| `Outcome` | derive from action | denial → `Denied` | `Status``Outcome` |
| `Category` / `Target` / `SourceNode` | `Category` / — / `SourceNode` | `"ApiKey"` / — / `RemoteAddress` | `Channel` / `Target` / `SourceNode` |
| `CorrelationId` / `DetailsJson` | `CorrelationId` / `DetailsJson` | — / `Details` | `CorrelationId` / Request+Response+Error+Extra → JSON |
### Stays per-project (explicitly NOT in the library)
- **Transport/storage:** OtOpcUa Akka broadcast + `AuditWriterActor` + `ConfigAuditLog`; ScadaBridge
Site-SQLite hot-path + Central MS-SQL ingest/reconcile/purge/partition-maintenance + hash-chain;
MxGateway SQLite `IApiKeyAuditStore`.
- **Domain vocab:** `Channel`/`Kind`/`Status`/`ForwardState` enums, OtOpcUa `EventType` strings — these
map into `Action`/`Category`/`DetailsJson`.
- **Query / CLI / UI / export** surfaces.
- Each app's redaction **policy** (which fields are secret) — only the *seam* is shared.
## Normalization component docs
Follows `components/README.md`'s six-part layout (matching auth + ui-theme). `spec/SPEC.md` opens with a
Section 0 stating normalized vs. left-per-project explicitly. `spec/EVENT-MODEL.md` is the reference doc
(canonical record + `Outcome` + the mapping table), mirroring auth's `CANONICAL-ROLES.md` / theme's
`DESIGN-TOKENS.md`. Three `current-state/<project>/CURRENT-STATE.md` at full code-verified depth, each
ending in an Adoption plan. `GAPS.md` turns deltas into a prioritized backlog. Registers at status
**Draft** (`Draft → Reviewed → Adopting → Converged`).

(Information provided)
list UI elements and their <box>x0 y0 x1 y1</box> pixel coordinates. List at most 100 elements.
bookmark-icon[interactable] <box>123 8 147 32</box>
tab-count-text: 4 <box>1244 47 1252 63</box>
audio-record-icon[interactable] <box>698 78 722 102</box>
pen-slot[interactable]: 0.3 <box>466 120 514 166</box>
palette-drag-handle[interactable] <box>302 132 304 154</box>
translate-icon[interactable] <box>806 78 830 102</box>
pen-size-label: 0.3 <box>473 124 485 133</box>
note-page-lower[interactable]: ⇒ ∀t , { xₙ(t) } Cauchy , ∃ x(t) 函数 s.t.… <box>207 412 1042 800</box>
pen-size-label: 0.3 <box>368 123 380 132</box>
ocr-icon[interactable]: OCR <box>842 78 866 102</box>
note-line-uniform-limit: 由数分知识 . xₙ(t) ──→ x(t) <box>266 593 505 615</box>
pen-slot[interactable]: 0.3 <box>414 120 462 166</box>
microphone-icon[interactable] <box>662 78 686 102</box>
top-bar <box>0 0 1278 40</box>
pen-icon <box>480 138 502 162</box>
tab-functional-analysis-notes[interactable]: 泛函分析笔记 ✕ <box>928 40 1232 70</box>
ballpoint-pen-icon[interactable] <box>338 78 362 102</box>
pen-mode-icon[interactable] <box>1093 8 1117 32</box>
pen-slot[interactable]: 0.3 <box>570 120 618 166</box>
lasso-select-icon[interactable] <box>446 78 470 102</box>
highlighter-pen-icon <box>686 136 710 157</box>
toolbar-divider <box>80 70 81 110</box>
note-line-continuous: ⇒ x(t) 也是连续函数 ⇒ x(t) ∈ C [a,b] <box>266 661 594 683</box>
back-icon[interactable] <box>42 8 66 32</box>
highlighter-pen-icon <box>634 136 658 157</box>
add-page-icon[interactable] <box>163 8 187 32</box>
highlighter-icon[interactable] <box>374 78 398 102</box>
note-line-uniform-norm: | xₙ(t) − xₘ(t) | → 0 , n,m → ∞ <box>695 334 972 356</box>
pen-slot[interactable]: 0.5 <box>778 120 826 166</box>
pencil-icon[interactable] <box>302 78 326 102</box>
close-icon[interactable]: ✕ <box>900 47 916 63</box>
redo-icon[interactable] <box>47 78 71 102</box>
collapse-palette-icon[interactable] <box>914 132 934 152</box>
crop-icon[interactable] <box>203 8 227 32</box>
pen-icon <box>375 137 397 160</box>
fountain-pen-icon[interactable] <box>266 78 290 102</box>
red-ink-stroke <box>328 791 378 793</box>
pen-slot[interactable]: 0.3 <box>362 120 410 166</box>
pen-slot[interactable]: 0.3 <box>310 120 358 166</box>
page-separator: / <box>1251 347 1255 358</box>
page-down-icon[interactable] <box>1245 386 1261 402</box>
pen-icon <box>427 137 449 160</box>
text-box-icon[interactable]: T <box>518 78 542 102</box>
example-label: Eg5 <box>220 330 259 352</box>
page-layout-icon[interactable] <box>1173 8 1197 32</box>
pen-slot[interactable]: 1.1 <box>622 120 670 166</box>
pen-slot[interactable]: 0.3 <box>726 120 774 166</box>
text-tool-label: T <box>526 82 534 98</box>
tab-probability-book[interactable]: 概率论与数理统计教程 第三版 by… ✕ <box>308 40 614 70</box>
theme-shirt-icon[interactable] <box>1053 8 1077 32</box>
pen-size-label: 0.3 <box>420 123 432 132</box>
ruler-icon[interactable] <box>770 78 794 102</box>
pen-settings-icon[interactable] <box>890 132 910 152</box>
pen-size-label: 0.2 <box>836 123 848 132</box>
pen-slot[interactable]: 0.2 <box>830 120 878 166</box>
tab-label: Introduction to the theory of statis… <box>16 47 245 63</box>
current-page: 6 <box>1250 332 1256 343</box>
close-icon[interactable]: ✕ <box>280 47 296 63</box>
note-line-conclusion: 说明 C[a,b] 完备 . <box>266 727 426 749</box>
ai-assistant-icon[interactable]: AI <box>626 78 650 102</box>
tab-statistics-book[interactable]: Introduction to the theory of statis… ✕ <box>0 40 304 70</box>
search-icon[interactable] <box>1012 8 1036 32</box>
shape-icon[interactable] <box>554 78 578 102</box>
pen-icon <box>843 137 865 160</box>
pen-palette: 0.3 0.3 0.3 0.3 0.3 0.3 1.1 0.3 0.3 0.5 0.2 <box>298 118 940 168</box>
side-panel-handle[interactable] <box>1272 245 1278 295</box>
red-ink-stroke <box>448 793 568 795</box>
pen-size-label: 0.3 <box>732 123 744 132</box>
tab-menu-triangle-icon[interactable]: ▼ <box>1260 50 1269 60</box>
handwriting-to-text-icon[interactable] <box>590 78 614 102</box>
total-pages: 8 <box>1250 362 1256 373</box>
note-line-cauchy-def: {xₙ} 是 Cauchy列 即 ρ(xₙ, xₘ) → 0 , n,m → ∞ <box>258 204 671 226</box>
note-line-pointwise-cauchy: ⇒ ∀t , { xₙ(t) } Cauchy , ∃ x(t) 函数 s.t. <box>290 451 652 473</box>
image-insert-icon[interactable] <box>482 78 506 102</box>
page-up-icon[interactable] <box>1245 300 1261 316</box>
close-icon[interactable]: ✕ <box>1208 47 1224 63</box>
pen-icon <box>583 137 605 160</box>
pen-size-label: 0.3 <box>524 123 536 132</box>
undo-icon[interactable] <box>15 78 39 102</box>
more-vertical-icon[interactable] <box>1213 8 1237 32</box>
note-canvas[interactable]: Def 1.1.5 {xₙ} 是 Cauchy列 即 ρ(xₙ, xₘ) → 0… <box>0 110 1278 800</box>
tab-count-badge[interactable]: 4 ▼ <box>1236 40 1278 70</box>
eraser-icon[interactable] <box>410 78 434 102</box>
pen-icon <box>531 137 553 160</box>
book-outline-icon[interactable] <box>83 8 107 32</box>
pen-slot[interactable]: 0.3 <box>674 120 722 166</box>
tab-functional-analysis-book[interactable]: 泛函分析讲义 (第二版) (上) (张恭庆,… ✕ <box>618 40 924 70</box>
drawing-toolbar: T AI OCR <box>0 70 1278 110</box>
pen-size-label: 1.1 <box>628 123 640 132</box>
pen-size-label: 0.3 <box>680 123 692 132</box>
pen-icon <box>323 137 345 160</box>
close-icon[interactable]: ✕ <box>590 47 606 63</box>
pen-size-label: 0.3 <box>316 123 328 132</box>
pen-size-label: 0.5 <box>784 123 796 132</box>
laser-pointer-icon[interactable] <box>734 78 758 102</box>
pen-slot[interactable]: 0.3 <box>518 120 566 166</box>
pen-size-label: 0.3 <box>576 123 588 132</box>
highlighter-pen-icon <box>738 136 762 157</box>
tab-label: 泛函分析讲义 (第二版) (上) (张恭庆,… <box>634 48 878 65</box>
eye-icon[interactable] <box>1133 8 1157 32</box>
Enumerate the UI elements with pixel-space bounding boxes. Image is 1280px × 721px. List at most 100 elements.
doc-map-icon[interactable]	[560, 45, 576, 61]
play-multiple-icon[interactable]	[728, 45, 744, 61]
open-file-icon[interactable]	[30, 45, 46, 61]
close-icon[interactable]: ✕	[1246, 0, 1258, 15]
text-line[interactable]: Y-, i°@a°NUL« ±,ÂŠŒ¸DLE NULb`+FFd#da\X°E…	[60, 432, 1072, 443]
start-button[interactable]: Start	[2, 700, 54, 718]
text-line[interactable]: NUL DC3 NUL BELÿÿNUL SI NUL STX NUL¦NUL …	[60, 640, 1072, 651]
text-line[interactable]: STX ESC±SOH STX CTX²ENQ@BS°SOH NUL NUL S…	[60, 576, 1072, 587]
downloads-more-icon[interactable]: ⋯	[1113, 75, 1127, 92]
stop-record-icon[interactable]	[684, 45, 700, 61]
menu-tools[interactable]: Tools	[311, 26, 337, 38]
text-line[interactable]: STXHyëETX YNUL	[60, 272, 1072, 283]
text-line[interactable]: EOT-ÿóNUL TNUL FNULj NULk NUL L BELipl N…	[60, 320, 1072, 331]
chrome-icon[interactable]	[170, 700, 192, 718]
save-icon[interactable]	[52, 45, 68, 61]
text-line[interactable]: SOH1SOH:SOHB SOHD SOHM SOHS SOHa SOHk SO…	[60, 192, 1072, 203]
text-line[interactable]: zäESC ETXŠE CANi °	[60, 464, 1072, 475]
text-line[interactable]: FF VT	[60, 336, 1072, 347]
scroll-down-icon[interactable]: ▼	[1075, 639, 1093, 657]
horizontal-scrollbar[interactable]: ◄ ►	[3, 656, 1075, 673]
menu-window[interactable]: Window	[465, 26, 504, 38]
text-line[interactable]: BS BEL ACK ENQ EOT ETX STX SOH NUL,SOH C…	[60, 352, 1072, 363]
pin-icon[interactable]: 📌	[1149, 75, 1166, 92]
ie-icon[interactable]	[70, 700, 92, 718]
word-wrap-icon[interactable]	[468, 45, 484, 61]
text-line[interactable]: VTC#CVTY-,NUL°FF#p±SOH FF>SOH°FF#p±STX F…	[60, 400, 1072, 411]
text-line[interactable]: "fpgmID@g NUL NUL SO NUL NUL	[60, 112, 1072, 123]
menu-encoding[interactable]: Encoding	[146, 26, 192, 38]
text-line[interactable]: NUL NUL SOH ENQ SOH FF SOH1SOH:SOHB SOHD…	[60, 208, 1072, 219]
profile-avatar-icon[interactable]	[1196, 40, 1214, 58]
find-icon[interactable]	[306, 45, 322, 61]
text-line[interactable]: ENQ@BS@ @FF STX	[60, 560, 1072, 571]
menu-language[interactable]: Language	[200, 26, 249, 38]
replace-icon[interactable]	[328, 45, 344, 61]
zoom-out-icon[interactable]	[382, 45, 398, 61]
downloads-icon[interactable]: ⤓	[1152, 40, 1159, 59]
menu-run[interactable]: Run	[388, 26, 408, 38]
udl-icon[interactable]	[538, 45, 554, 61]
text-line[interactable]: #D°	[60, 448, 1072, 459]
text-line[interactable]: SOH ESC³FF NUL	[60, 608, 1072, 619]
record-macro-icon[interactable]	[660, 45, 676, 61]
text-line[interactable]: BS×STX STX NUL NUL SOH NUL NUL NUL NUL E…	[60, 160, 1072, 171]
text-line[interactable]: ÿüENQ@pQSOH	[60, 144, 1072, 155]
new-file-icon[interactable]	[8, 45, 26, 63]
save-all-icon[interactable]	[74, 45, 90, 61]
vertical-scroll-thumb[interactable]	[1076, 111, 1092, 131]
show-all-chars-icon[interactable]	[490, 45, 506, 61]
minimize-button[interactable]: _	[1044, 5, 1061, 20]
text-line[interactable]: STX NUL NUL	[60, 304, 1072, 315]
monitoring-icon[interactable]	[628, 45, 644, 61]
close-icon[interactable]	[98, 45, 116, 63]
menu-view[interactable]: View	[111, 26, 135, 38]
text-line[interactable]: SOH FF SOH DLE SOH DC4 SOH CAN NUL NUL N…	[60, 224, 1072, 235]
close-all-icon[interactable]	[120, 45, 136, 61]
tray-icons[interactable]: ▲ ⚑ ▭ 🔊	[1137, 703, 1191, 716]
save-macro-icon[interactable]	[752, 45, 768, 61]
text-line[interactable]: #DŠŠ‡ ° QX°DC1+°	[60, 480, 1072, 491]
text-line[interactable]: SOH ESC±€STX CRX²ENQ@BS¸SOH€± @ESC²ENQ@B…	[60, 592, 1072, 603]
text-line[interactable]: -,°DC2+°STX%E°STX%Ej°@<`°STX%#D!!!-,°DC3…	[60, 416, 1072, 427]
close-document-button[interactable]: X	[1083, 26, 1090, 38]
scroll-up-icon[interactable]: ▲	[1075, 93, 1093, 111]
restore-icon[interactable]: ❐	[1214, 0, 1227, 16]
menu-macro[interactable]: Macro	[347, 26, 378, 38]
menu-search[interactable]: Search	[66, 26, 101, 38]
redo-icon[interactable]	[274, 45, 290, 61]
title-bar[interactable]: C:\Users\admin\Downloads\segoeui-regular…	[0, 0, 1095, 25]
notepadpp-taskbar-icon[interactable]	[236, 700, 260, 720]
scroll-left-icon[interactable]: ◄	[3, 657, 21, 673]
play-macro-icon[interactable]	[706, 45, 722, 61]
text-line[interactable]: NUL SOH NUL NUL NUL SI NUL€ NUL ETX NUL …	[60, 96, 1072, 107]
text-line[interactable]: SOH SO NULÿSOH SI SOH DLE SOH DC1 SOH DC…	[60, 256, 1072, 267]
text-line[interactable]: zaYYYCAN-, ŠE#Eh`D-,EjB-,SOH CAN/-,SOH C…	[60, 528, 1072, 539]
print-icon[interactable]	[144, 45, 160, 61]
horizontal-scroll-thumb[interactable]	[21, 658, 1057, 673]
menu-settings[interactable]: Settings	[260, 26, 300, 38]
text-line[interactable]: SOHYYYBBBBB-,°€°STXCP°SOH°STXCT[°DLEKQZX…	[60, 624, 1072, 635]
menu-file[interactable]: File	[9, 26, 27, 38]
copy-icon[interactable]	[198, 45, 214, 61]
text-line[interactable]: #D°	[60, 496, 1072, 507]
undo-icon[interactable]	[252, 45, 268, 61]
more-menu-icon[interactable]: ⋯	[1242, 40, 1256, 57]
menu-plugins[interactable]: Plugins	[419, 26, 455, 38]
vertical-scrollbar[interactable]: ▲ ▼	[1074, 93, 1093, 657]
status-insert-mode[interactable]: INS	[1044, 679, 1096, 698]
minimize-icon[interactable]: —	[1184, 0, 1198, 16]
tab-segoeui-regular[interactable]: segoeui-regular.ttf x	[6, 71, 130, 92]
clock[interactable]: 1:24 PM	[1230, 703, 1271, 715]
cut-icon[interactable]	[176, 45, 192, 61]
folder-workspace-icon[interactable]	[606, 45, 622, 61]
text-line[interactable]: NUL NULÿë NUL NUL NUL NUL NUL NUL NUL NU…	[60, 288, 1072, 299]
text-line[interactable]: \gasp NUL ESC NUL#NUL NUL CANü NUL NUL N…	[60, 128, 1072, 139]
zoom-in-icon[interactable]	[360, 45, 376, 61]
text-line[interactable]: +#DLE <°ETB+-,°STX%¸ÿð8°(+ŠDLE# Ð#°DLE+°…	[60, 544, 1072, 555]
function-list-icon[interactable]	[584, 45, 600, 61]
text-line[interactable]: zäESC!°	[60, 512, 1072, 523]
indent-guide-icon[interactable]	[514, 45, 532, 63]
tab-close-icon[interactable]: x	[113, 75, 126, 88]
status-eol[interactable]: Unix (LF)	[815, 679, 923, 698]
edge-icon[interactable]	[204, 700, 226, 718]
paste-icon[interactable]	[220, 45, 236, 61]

(Problem statement)
Extend the audit-logging normalization design notes past their final sentence, which ends with the status sequence "Draft → Reviewed → Adopting → Converged".

(Response to this exercise)
## Testing & verification
Every type ships tests (mirrors auth's 172 / theme's 32; a thin lib lands ~4060; `dotnet test` from the
library root):
- **Record/enum** — required fields enforced; value-equality; `OccurredAtUtc` round-trips as UTC;
`DetailsJson` passthrough; `AuditOutcome` values.
- **`NullAuditRedactor`** — identity (input returned unchanged).
- **`TruncatingAuditRedactor`** — caps `DetailsJson`/`Target` + sets truncation marker; **never throws**
on malformed input (over-redacts on internal failure — the seam's hard contract).
- **`NoOpAuditWriter`** — discards, completes.
- **`CompositeAuditWriter`** — fans out to all inner writers; one writer throwing does not stop the rest.
- **`RedactingAuditWriter`** — passes the *redacted* (not raw) event to the inner writer; never throws to
caller.
- **`AddZbAudit`** — resolves `IAuditWriter`/`IAuditRedactor` with `NoOp`/`Null` defaults; decorator
composition wires.
**Verification gates (evidence, not assertions):** `dotnet test` green + `dotnet pack` → **1 nupkg @
0.1.0**.
## GAPS.md / adoption backlog (deferred — adoption lives here)
- Per-project divergences vs `SPEC.md`; each `current-state` ends in an Adoption plan.
- **ScadaBridge** — already at the target; adoption is "align, don't replace" (rename
`IAuditPayloadFilter``IAuditRedactor`; its `IAuditWriter` already matches). Large surface, but mostly
naming/contract alignment, no behaviour change. Risk: high blast radius, so low priority.
- **MxGateway** — map `IApiKeyAuditStore`/`ApiKeyAuditRecord``IAuditWriter`/`AuditEvent`. Low effort,
but **coordinate** — the parallel session is already editing this repo (MEL→Serilog).
- **OtOpcUa** — `AuditEvent` → canonical record; `AuditWriterActor : IAuditWriter`; `ConfigAuditLog`
mapping. Medium effort.
- Cross-cutting items: `Outcome` normalization across all three; `Actor` = `ZB.MOM.WW.Auth` principal
(closes the loop on Auth); `IAuditRedactor` naming aligned with Telemetry's `ILogRedactor`.
## Build order
```
1. components/audit/ docs (spec first — drives the API):
current-state ×3 → SPEC + EVENT-MODEL → shared-contract → GAPS
2. ZB.MOM.WW.Audit library (record + enum + 2 seams + helpers + AddZbAudit), tests, pack @ 0.1.0
3. Index/registry updates (components/README, CLAUDE.md, upcoming.md #3) + GAPS cross-check
(no adoption step — deferred to GAPS)
```
## Implementation tasks (native task IDs)
- #7 Author `components/audit/` normalization docs (current-state ×3 + SPEC + EVENT-MODEL +
shared-contract + GAPS)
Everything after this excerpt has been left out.